■ Set task
Scan the listing below and copy every line holding "this".

[Start Dataset entries]

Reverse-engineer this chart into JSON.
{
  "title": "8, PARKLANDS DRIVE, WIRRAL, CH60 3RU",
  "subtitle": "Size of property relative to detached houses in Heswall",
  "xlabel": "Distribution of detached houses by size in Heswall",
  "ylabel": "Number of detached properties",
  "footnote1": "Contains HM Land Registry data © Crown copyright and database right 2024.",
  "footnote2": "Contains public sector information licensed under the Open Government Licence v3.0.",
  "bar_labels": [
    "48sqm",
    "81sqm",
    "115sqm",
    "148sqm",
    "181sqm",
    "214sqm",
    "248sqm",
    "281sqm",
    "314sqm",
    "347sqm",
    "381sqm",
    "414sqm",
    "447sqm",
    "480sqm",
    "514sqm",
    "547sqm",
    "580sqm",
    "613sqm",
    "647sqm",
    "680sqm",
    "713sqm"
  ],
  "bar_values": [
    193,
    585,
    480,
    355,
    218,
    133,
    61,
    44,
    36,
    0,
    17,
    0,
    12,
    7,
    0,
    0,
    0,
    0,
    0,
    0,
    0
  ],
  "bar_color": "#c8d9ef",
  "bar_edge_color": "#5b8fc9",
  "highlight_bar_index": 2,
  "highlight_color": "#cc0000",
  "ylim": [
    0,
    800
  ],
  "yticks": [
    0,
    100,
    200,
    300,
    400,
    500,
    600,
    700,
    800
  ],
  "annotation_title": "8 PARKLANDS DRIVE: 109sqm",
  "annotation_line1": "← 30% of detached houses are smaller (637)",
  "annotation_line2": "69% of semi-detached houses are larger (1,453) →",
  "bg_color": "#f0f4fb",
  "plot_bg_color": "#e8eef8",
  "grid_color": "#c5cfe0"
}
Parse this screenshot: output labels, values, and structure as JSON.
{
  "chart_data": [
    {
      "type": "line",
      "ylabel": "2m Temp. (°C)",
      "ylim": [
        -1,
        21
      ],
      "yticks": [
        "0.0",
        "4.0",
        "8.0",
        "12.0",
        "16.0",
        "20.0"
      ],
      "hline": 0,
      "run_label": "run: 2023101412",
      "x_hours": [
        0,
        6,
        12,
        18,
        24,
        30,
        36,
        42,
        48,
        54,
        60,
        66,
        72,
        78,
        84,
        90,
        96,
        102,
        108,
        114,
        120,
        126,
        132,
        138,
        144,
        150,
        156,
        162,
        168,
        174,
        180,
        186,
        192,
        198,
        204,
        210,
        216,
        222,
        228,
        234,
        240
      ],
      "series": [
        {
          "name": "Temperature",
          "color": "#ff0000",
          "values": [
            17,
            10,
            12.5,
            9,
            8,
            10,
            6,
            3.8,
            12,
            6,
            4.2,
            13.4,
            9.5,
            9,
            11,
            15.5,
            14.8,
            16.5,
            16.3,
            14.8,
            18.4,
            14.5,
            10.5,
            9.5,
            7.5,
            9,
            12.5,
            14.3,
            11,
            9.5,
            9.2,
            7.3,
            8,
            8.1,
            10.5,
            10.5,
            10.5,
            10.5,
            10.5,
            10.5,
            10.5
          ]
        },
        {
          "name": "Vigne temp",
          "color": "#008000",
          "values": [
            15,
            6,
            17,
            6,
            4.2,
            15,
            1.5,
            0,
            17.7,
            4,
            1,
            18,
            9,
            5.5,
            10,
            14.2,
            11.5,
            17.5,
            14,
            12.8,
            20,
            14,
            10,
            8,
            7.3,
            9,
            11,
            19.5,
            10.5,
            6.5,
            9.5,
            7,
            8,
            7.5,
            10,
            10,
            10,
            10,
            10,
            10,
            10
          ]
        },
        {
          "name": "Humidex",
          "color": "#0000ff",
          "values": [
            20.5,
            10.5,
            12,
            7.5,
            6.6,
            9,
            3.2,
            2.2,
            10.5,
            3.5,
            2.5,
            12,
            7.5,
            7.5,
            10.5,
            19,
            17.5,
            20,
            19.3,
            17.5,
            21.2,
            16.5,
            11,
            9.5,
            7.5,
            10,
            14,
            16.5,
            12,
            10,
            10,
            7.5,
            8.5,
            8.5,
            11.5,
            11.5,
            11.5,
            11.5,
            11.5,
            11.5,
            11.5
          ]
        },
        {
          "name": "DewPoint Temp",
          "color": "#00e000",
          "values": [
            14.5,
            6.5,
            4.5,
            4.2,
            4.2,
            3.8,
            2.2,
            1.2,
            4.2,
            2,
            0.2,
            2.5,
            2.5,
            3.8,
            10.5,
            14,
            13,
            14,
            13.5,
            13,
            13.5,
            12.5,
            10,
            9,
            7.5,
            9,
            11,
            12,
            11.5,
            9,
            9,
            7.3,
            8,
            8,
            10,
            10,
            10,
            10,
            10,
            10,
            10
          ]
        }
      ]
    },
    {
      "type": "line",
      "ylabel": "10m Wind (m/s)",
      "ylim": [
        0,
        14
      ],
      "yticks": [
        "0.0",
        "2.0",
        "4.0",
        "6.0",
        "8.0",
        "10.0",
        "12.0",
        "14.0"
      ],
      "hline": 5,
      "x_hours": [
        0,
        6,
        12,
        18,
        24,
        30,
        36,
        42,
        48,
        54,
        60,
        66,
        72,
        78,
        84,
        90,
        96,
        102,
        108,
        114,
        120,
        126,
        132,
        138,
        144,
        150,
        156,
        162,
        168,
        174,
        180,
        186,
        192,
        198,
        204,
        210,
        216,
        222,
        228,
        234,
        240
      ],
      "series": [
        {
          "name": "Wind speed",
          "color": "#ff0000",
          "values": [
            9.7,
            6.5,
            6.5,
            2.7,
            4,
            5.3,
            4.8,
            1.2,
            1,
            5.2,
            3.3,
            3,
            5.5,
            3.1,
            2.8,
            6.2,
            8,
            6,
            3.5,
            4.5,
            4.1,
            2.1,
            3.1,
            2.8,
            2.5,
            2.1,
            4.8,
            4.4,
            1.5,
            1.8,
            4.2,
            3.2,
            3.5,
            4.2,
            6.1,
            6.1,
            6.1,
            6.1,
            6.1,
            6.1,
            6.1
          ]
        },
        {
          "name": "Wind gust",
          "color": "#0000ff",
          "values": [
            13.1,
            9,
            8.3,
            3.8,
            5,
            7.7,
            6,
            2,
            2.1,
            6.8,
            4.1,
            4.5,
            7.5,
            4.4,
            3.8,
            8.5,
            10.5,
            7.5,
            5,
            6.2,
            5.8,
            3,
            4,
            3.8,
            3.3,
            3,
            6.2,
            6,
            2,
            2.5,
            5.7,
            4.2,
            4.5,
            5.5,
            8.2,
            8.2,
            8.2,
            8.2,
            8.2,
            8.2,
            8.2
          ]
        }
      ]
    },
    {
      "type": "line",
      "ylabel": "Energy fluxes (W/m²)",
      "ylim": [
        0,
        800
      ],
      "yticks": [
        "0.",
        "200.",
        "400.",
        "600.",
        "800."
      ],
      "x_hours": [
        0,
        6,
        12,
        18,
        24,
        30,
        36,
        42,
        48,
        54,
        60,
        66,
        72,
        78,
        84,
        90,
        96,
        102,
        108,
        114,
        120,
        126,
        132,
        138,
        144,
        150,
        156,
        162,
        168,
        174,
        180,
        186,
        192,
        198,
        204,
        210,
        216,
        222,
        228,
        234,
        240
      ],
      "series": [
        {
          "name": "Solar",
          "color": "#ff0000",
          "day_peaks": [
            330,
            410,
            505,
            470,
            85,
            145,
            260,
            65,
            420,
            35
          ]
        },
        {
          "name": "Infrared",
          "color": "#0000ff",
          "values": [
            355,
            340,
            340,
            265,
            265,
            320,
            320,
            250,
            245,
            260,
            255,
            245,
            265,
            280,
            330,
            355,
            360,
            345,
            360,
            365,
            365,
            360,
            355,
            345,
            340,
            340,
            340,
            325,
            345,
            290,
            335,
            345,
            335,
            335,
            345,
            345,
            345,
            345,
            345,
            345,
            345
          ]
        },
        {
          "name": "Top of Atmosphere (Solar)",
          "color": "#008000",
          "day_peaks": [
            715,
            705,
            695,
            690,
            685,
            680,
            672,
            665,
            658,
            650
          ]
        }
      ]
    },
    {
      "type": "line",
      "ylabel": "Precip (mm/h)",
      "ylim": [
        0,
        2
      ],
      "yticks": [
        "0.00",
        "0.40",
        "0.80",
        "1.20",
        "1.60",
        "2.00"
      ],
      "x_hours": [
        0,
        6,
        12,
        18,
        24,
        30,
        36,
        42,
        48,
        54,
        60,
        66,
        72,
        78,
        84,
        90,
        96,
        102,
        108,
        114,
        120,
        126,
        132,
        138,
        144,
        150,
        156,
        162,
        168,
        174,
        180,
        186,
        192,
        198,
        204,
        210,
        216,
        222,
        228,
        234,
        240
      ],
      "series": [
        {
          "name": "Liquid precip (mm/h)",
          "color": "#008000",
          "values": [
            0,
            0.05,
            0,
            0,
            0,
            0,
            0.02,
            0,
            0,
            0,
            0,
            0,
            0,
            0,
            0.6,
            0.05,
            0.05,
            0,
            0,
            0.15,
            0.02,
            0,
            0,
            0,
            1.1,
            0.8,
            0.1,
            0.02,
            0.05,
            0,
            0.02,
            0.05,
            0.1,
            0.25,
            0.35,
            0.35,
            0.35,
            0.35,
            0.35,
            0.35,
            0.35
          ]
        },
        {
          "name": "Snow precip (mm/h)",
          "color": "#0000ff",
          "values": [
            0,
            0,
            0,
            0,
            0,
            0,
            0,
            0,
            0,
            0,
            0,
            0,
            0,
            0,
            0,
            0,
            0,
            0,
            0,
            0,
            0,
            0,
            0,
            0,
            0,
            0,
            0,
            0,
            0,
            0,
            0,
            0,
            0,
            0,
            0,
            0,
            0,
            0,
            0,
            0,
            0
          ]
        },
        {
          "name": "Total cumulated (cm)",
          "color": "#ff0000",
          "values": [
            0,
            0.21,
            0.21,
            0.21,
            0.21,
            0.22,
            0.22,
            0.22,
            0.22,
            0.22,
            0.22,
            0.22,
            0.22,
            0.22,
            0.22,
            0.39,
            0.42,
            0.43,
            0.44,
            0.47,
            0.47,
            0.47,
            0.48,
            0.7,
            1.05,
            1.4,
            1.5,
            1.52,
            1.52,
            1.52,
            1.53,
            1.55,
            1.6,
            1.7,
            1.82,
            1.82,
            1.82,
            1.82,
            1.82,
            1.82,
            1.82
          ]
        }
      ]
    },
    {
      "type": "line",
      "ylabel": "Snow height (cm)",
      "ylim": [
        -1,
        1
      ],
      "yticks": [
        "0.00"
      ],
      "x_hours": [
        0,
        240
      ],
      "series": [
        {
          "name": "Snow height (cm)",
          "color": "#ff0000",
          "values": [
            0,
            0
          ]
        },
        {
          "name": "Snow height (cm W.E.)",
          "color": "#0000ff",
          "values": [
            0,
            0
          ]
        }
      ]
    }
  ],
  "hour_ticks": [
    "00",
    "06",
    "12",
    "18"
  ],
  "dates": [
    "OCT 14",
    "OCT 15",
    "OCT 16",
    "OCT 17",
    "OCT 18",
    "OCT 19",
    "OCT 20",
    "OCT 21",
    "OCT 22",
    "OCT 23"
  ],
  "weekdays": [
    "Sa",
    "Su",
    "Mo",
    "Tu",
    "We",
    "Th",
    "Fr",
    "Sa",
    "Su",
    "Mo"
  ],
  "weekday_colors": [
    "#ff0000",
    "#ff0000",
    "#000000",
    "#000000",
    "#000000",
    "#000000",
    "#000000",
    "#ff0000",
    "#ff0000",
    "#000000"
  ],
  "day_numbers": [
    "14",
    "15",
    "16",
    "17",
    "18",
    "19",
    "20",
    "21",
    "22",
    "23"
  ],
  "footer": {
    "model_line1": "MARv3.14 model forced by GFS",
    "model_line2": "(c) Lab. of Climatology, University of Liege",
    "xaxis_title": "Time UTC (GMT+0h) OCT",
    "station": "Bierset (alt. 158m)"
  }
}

[End Dataset entries]

■ Task solution
Reverse-engineer this chart into JSON.
Parse this screenshot: output labels, values, and structure as JSON.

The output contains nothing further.